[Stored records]

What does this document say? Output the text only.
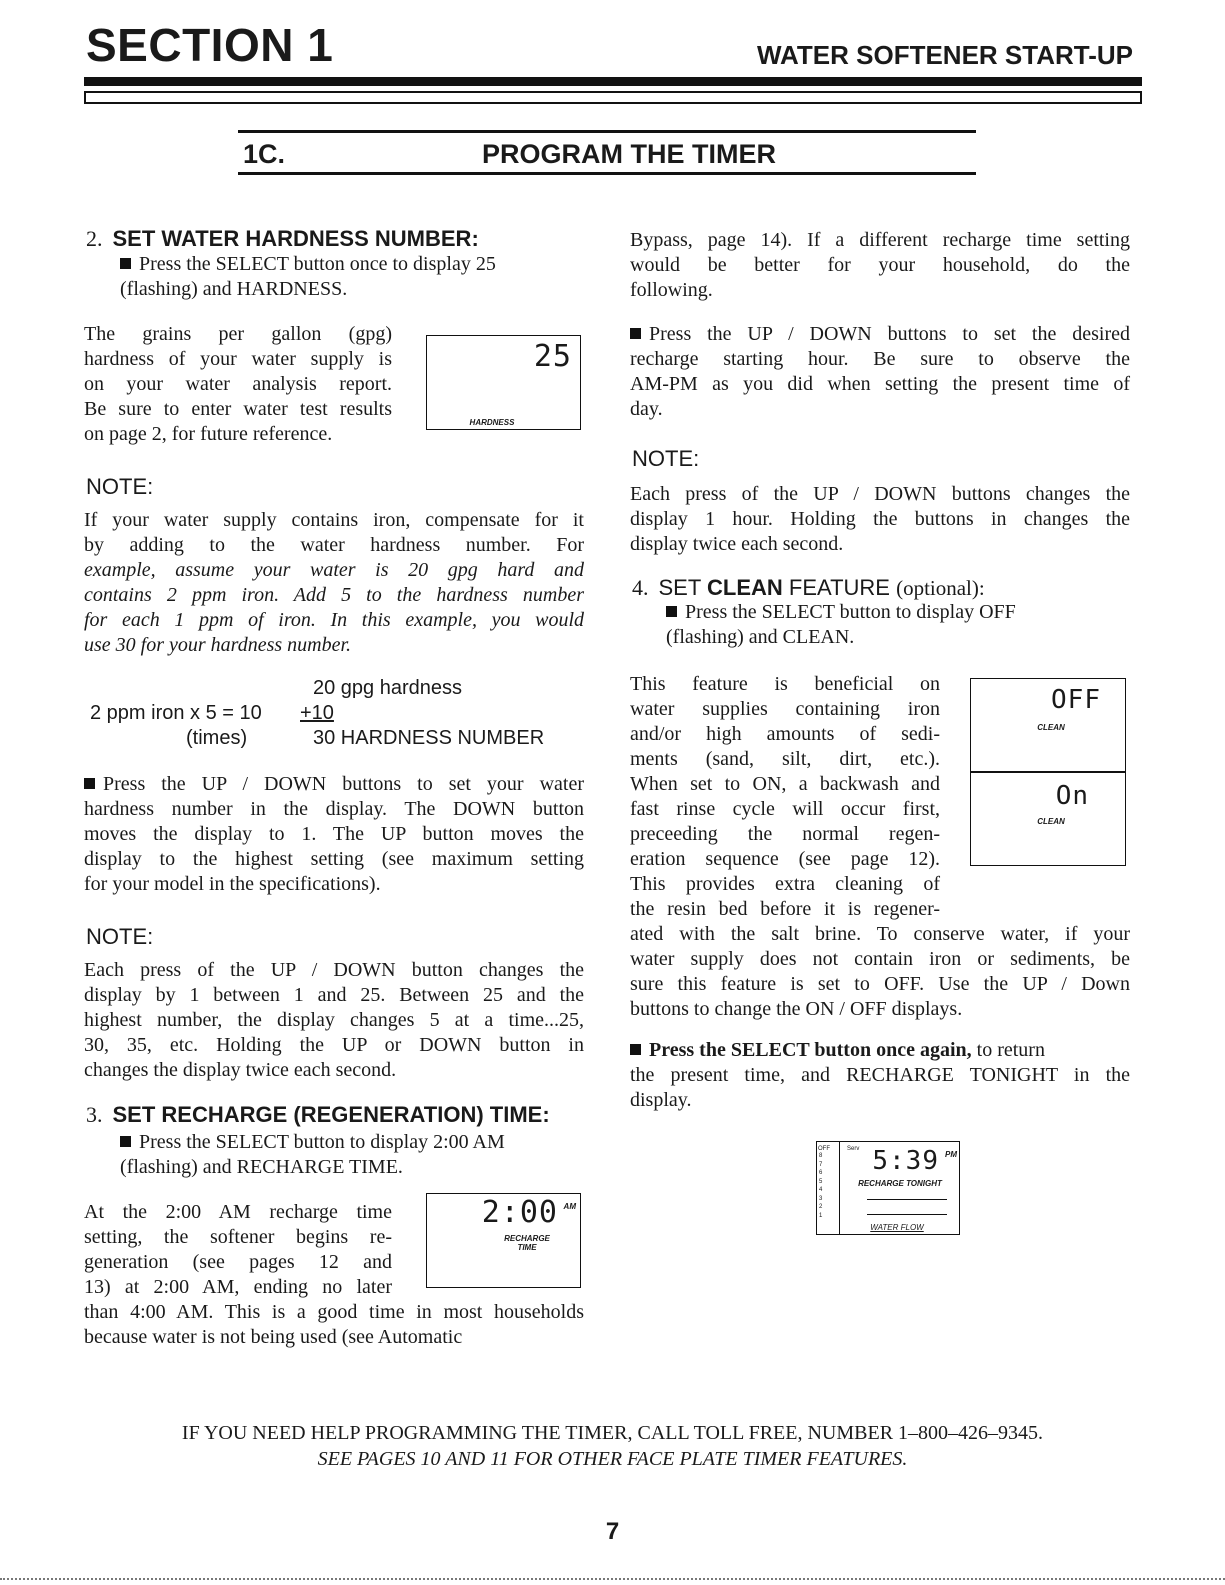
SECTION 1	WATER SOFTENER START-UP
1C.	PROGRAM THE TIMER
2. SET WATER HARDNESS NUMBER:
Press the SELECT button once to display 25
(flashing) and HARDNESS.
The grains per gallon (gpg)
hardness of your water supply is
on your water analysis report.
Be sure to enter water test results
on page 2, for future reference.
25
HARDNESS
NOTE:
If your water supply contains iron, compensate for it
by adding to the water hardness number. For
example, assume your water is 20 gpg hard and
contains 2 ppm iron. Add 5 to the hardness number
for each 1 ppm of iron. In this example, you would
use 30 for your hardness number.
20 gpg hardness
2 ppm iron x 5 = 10 +10
(times)	30 HARDNESS NUMBER
Press the UP / DOWN buttons to set your water
hardness number in the display. The DOWN button
moves the display to 1. The UP button moves the
display to the highest setting (see maximum setting
for your model in the specifications).
NOTE:
Each press of the UP / DOWN button changes the
display by 1 between 1 and 25. Between 25 and the
highest number, the display changes 5 at a time...25,
30, 35, etc. Holding the UP or DOWN button in
changes the display twice each second.
3. SET RECHARGE (REGENERATION) TIME:
Press the SELECT button to display 2:00 AM
(flashing) and RECHARGE TIME.
At the 2:00 AM recharge time
setting, the softener begins re-
generation (see pages 12 and
13) at 2:00 AM, ending no later
than 4:00 AM. This is a good time in most households
because water is not being used (see Automatic
2:00 AM
RECHARGE
TIME
Bypass, page 14). If a different recharge time setting
would be better for your household, do the
following.
Press the UP / DOWN buttons to set the desired
recharge starting hour. Be sure to observe the
AM-PM as you did when setting the present time of
day.
NOTE:
Each press of the UP / DOWN buttons changes the
display 1 hour. Holding the buttons in changes the
display twice each second.
4. SET CLEAN FEATURE (optional):
Press the SELECT button to display OFF
(flashing) and CLEAN.
This feature is beneficial on
water supplies containing iron
and/or high amounts of sedi-
ments (sand, silt, dirt, etc.).
When set to ON, a backwash and
fast rinse cycle will occur first,
preceeding the normal regen-
eration sequence (see page 12).
This provides extra cleaning of
the resin bed before it is regener-
ated with the salt brine. To conserve water, if your
water supply does not contain iron or sediments, be
sure this feature is set to OFF. Use the UP / Down
buttons to change the ON / OFF displays.
OFF
CLEAN
On
CLEAN
Press the SELECT button once again, to return
the present time, and RECHARGE TONIGHT in the
display.
OFF	Serv
8
7
6
5
4
3
2
1
5:39 PM
RECHARGE TONIGHT
WATER FLOW
IF YOU NEED HELP PROGRAMMING THE TIMER, CALL TOLL FREE, NUMBER 1–800–426–9345.
SEE PAGES 10 AND 11 FOR OTHER FACE PLATE TIMER FEATURES.
7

▶ Short task:
Write out the full set of lines verbatim, without the pictures.

▶ Solution:
What does this document say? Output the text only.
SECTION 1	WATER SOFTENER START-UP
1C.	PROGRAM THE TIMER
2. SET WATER HARDNESS NUMBER:
Press the SELECT button once to display 25
(flashing) and HARDNESS.
The grains per gallon (gpg)
hardness of your water supply is
on your water analysis report.
Be sure to enter water test results
on page 2, for future reference.
25
HARDNESS
NOTE:
If your water supply contains iron, compensate for it
by adding to the water hardness number. For
example, assume your water is 20 gpg hard and
contains 2 ppm iron. Add 5 to the hardness number
for each 1 ppm of iron. In this example, you would
use 30 for your hardness number.
20 gpg hardness
2 ppm iron x 5 = 10 +10
(times)	30 HARDNESS NUMBER
Press the UP / DOWN buttons to set your water
hardness number in the display. The DOWN button
moves the display to 1. The UP button moves the
display to the highest setting (see maximum setting
for your model in the specifications).
NOTE:
Each press of the UP / DOWN button changes the
display by 1 between 1 and 25. Between 25 and the
highest number, the display changes 5 at a time...25,
30, 35, etc. Holding the UP or DOWN button in
changes the display twice each second.
3. SET RECHARGE (REGENERATION) TIME:
Press the SELECT button to display 2:00 AM
(flashing) and RECHARGE TIME.
At the 2:00 AM recharge time
setting, the softener begins re-
generation (see pages 12 and
13) at 2:00 AM, ending no later
than 4:00 AM. This is a good time in most households
because water is not being used (see Automatic
2:00 AM
RECHARGE
TIME
Bypass, page 14). If a different recharge time setting
would be better for your household, do the
following.
Press the UP / DOWN buttons to set the desired
recharge starting hour. Be sure to observe the
AM-PM as you did when setting the present time of
day.
NOTE:
Each press of the UP / DOWN buttons changes the
display 1 hour. Holding the buttons in changes the
display twice each second.
4. SET CLEAN FEATURE (optional):
Press the SELECT button to display OFF
(flashing) and CLEAN.
This feature is beneficial on
water supplies containing iron
and/or high amounts of sedi-
ments (sand, silt, dirt, etc.).
When set to ON, a backwash and
fast rinse cycle will occur first,
preceeding the normal regen-
eration sequence (see page 12).
This provides extra cleaning of
the resin bed before it is regener-
ated with the salt brine. To conserve water, if your
water supply does not contain iron or sediments, be
sure this feature is set to OFF. Use the UP / Down
buttons to change the ON / OFF displays.
OFF
CLEAN
On
CLEAN
Press the SELECT button once again, to return
the present time, and RECHARGE TONIGHT in the
display.
OFF	Serv
8
7
6
5
4
3
2
1
5:39 PM
RECHARGE TONIGHT
WATER FLOW
IF YOU NEED HELP PROGRAMMING THE TIMER, CALL TOLL FREE, NUMBER 1–800–426–9345.
SEE PAGES 10 AND 11 FOR OTHER FACE PLATE TIMER FEATURES.
7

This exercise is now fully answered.